Exercise description = Please check the cloud security article: in the enterprise Azure migration use case, how many business roles were the 47 roles with unjustified admin rights reduced to?

Page excerpt =
====================
ArticlesInfrastructure & Cloud
Infrastructure & Cloud2 April 2026·7 min

Cloud Security: How to Protect Your Azure, AWS or GCP Infrastructure

Securing a cloud infrastructure is not just applying on-premise rules to cloud environments. The cloud introduces specific risks: shared responsibility, misconfiguration (the leading cause of cloud breaches), accidental data exposure, and identity management at scale.

01

Cloud-specific risks

Misconfiguration is the leading cause of cloud data breaches (Gartner 2024). Public S3 buckets, overly permissive security groups, unauthenticated exposed services. IAM complexity grows with teams and services. Dynamic attack surface: cloud resources are created and deleted constantly — static inventories are obsolete by the next day.

02

The shared responsibility model

AWS, Azure and GCP secure physical infrastructure and hypervisors. Configuration, identity management, data encryption and application security are your responsibility. 95% of cloud security incidents are client-side errors, not provider-side (Gartner).

03

The 6 pillars of cloud security

1. Strict IAM: least privilege, no root access keys, credential rotation, quarterly permission reviews.
2. Default encryption: all volumes, databases, buckets. Keys via provider KMS or HSM.
3. Network segmentation: properly configured VPCs, private subnets for sensitive resources, restrictive Security Groups.
4. Continuous monitoring: CloudTrail/Activity Log/Cloud Audit Logs centralised with sensitive-action alerts.
5. Secure IaC: Terraform/CloudFormation scanning with Checkov/tfsec. Details on our cloud security page.
6. Secrets management: AWS Secrets Manager / Azure Key Vault / GCP Secret Manager. Never plaintext secrets in code.

04

Common cloud mistakes

Using root credentials for routine operations. SSH/RDP ports open to 0.0.0.0/0. Secrets in unencrypted environment variables. Never auditing IAM permissions. Unscanned Docker images. Ignoring Security Hub / Defender for Cloud alerts. No MFA on cloud accounts.

05

What expert teams do

Mature teams practice Cloud Security Posture Management (CSPM) with continuous monitoring tools. All resources are tagged, inventoried and subject to automated compliance policies. IaC is always scanned before deployment. Secrets are managed via dedicated vaults. Unused permissions are automatically removed quarterly.

06

Use cases

Enterprise Azure migration: IAM audit reveals 47 roles with unjustified admin rights. Reduced to 8 business roles — 80% attack surface reduction.
Multi-cloud startup: Terraform scan identifies 12 unauthenticated internet-facing resources before deployment. Pair with infrastructure pentest and cloud security training for DevOps teams.

Frequently Asked Questions

Is cloud more secure than on-premise?
Neither more nor less — it is differently risky. Cloud offers advanced native security features but introduces new risks (misconfiguration, IAM) that on-premise does not present the same way.
What is the shared responsibility model?
The cloud provider secures physical infrastructure. The customer is responsible for configuration, identities, data and applications. The boundary varies by service type (IaaS, PaaS, SaaS).
How to detect cloud misconfigurations?
CSPM tools: AWS Security Hub, Microsoft Defender for Cloud, Wiz, Orca. They scan continuously and alert on configuration drift.
Should data be encrypted in public cloud?
Yes, systematically. Even if the provider encrypts at infrastructure level, you must control application-level encryption and your own key management.

In summary

Cloud security is not a state — it is a continuous process. Cloud resources evolve constantly, and your security posture must evolve with them.
====================
Supplied data =
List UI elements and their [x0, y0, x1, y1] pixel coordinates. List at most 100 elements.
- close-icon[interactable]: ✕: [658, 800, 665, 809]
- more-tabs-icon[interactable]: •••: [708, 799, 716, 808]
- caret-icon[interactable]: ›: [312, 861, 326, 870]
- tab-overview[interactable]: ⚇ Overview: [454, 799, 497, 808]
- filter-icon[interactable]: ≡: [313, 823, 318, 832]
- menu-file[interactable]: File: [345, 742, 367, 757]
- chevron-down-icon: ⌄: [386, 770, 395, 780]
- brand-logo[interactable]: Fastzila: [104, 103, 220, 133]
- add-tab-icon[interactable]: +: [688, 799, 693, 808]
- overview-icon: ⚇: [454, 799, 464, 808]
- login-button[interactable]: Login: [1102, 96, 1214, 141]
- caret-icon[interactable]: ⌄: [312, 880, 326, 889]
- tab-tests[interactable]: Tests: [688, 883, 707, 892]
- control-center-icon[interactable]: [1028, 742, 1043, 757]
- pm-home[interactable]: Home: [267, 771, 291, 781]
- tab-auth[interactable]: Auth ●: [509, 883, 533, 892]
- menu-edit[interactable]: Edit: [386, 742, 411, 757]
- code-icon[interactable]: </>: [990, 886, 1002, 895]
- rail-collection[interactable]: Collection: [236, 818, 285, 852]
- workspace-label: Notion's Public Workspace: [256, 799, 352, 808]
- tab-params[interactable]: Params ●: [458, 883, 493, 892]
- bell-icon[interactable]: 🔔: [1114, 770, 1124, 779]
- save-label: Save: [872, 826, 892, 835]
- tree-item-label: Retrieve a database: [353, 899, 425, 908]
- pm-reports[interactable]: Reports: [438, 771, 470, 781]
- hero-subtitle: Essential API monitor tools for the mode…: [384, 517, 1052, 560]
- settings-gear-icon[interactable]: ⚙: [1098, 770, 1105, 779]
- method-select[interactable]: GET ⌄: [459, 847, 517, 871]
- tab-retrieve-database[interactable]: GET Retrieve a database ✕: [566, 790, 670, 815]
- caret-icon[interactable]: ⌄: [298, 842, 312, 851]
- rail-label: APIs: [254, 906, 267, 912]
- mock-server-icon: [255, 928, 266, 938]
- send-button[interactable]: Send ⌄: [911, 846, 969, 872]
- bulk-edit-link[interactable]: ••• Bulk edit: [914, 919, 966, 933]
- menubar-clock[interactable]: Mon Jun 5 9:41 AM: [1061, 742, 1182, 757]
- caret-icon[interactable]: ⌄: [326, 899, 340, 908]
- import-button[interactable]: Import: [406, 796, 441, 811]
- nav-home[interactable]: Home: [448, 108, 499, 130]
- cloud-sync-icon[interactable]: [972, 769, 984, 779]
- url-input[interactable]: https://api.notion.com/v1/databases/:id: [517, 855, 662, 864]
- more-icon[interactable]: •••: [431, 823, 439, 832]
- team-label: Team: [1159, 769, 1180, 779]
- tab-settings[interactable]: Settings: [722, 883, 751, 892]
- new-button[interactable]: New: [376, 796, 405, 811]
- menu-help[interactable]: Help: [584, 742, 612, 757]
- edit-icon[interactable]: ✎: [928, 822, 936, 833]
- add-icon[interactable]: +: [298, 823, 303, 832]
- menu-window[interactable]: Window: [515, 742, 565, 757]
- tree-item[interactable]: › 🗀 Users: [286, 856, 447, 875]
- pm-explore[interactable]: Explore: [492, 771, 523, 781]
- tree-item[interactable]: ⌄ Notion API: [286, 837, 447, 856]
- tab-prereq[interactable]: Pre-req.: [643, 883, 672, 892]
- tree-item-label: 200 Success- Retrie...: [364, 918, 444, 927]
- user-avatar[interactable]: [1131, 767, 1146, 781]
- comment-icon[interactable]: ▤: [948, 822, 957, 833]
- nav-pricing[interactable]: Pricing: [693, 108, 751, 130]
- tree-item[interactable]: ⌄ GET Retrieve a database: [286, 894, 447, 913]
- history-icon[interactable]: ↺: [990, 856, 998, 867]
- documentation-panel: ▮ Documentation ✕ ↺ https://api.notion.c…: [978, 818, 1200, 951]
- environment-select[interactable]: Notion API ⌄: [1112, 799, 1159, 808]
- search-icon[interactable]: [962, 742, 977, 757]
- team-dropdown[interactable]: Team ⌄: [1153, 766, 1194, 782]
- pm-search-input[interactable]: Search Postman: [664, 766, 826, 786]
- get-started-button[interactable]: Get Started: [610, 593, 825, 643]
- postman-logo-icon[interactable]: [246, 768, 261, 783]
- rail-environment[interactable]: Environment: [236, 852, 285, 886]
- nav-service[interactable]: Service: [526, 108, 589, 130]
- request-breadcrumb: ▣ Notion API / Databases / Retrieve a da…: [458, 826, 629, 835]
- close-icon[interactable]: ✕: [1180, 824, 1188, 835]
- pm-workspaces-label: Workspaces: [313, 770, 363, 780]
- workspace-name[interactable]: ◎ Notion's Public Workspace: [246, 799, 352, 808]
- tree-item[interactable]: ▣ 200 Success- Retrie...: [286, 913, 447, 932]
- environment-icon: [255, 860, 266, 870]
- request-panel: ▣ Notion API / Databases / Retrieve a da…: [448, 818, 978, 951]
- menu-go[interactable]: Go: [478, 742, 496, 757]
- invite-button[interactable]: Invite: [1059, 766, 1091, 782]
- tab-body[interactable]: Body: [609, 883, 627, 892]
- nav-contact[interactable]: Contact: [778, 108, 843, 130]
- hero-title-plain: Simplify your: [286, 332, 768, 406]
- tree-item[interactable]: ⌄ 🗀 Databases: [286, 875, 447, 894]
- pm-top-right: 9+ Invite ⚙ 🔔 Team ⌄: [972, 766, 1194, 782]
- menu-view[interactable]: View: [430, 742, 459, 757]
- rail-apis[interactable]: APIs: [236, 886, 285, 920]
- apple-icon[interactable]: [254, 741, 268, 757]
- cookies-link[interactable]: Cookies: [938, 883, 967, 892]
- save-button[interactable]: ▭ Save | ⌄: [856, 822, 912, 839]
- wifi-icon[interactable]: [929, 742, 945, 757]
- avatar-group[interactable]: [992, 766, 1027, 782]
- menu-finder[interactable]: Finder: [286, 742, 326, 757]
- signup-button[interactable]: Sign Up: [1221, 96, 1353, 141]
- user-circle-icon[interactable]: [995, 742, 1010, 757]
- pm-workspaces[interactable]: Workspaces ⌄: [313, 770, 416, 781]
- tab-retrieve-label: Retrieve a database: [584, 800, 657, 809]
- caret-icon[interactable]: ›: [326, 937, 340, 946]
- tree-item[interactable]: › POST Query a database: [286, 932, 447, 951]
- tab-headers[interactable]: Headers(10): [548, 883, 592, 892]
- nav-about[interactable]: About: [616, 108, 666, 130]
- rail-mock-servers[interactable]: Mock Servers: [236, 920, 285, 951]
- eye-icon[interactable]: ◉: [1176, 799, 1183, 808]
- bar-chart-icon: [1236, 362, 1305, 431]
====================
Solution for this problem = 8 business roles.